▶ _WORK TO BE COMPLETED_: Copy the rows from the beginning through the line that contains "y-axis-title: Voltage difference", substituting "bounding boxes" for "bboxes" and leaving everything else the same.

[start]

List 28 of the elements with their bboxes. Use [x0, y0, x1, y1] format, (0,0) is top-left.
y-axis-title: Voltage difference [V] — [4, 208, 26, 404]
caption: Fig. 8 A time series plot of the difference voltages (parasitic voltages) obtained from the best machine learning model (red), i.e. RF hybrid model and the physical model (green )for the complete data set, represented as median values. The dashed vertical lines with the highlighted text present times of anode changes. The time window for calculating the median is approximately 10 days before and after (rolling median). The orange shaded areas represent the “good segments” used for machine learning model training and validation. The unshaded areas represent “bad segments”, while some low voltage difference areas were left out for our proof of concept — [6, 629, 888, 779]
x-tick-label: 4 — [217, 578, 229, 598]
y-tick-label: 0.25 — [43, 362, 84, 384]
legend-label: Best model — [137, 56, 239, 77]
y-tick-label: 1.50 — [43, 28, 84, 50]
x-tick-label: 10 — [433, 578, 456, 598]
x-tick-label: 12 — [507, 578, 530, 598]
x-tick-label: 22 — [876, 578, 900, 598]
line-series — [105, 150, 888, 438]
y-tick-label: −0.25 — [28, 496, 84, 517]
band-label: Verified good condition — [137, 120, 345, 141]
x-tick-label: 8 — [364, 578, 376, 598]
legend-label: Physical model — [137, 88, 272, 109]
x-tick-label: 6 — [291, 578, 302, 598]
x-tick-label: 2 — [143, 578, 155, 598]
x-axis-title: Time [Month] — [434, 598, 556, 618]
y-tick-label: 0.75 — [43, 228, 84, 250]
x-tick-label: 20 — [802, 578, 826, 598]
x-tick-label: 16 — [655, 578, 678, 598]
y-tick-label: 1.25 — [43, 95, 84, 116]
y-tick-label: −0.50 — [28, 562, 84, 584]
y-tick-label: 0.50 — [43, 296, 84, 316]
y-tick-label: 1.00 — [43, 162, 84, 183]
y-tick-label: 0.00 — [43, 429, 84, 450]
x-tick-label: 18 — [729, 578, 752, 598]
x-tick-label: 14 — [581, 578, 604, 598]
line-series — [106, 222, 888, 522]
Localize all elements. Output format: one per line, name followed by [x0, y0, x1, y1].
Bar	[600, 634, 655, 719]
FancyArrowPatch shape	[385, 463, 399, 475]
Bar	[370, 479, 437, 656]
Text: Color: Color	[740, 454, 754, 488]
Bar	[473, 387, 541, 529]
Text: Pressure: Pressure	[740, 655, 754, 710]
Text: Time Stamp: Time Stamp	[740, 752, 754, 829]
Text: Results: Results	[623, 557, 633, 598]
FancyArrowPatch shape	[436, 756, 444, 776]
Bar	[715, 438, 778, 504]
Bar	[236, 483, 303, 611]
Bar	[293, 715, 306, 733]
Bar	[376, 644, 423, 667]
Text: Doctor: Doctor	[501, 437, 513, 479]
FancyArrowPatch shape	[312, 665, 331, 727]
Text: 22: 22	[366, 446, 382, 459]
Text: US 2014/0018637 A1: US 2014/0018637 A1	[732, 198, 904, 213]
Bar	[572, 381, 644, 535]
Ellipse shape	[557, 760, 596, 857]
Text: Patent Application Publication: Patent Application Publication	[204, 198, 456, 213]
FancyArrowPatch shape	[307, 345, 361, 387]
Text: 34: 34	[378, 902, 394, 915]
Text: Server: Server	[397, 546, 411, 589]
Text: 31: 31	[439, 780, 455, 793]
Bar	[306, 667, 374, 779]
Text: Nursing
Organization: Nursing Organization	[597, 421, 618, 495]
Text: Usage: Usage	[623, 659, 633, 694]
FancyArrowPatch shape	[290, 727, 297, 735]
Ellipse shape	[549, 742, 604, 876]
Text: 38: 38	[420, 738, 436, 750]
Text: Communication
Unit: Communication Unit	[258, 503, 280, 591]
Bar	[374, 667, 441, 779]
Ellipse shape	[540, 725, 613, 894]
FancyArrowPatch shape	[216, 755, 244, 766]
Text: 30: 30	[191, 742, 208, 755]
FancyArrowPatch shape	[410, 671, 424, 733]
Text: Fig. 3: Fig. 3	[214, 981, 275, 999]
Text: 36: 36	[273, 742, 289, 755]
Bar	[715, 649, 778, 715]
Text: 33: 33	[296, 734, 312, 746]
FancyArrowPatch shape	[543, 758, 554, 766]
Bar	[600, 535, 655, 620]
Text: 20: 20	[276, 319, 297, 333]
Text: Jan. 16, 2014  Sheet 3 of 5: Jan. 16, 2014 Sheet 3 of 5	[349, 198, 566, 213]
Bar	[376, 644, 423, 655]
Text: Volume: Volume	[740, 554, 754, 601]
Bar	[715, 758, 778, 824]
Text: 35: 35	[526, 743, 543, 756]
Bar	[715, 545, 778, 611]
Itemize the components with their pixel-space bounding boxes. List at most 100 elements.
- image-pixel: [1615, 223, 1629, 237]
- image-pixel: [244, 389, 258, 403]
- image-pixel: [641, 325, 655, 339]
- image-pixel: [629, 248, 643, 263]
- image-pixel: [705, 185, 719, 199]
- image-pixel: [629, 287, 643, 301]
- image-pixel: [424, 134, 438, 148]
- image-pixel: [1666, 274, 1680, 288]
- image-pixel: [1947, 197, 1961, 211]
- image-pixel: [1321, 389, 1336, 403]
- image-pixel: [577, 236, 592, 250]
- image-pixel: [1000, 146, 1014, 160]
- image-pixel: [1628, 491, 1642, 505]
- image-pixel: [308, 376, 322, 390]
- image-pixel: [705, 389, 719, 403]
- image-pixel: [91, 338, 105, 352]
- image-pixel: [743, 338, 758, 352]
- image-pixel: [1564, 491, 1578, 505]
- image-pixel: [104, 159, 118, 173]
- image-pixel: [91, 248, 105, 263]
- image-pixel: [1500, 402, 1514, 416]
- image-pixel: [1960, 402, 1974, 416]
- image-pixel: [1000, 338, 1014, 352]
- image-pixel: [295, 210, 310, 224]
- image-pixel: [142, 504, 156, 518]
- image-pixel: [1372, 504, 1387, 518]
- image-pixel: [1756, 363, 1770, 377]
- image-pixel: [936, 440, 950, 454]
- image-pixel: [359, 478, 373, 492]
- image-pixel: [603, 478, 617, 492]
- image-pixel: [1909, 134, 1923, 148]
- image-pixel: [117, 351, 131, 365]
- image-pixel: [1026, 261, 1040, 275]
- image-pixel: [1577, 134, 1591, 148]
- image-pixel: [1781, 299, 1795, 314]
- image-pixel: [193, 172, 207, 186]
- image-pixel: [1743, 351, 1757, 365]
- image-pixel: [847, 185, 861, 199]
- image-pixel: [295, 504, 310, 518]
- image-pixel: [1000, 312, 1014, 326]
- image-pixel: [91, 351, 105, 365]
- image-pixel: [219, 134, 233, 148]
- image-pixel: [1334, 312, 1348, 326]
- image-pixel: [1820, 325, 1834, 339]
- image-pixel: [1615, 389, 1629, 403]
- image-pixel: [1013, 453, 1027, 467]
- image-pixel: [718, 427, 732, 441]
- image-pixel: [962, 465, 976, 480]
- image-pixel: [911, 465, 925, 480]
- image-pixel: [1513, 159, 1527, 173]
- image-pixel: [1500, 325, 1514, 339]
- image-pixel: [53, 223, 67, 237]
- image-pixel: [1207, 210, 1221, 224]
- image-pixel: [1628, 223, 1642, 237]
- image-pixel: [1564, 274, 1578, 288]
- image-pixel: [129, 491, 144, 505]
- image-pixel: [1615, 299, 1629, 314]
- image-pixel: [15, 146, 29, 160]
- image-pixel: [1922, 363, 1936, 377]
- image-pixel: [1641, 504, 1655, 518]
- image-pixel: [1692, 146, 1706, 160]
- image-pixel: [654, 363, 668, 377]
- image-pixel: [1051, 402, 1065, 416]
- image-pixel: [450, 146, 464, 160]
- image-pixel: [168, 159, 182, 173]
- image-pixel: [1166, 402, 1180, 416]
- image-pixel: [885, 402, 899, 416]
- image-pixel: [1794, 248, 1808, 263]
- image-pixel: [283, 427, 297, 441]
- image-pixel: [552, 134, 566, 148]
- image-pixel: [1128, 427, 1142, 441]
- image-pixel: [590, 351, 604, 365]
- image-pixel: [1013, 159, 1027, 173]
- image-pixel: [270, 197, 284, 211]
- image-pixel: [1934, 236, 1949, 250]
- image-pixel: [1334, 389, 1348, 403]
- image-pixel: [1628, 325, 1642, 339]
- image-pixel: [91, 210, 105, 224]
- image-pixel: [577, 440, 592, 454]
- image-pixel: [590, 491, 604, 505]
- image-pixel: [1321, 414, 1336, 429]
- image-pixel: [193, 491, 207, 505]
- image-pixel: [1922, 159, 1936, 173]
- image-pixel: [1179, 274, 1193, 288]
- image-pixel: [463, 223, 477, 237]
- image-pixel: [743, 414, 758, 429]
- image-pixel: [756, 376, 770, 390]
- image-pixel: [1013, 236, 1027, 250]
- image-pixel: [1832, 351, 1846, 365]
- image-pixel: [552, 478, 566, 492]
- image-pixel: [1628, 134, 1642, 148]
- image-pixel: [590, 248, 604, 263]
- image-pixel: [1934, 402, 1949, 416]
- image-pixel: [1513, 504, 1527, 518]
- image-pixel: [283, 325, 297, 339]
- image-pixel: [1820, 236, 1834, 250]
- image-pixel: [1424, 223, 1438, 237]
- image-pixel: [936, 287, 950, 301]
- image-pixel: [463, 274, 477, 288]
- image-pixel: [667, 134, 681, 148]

[end]

▶ _THE RESULT_:
List 28 of the elements with their bounding boxes. Use [x0, y0, x1, y1] format, (0,0) is top-left.
y-axis-title: Voltage difference [V] — [4, 208, 26, 404]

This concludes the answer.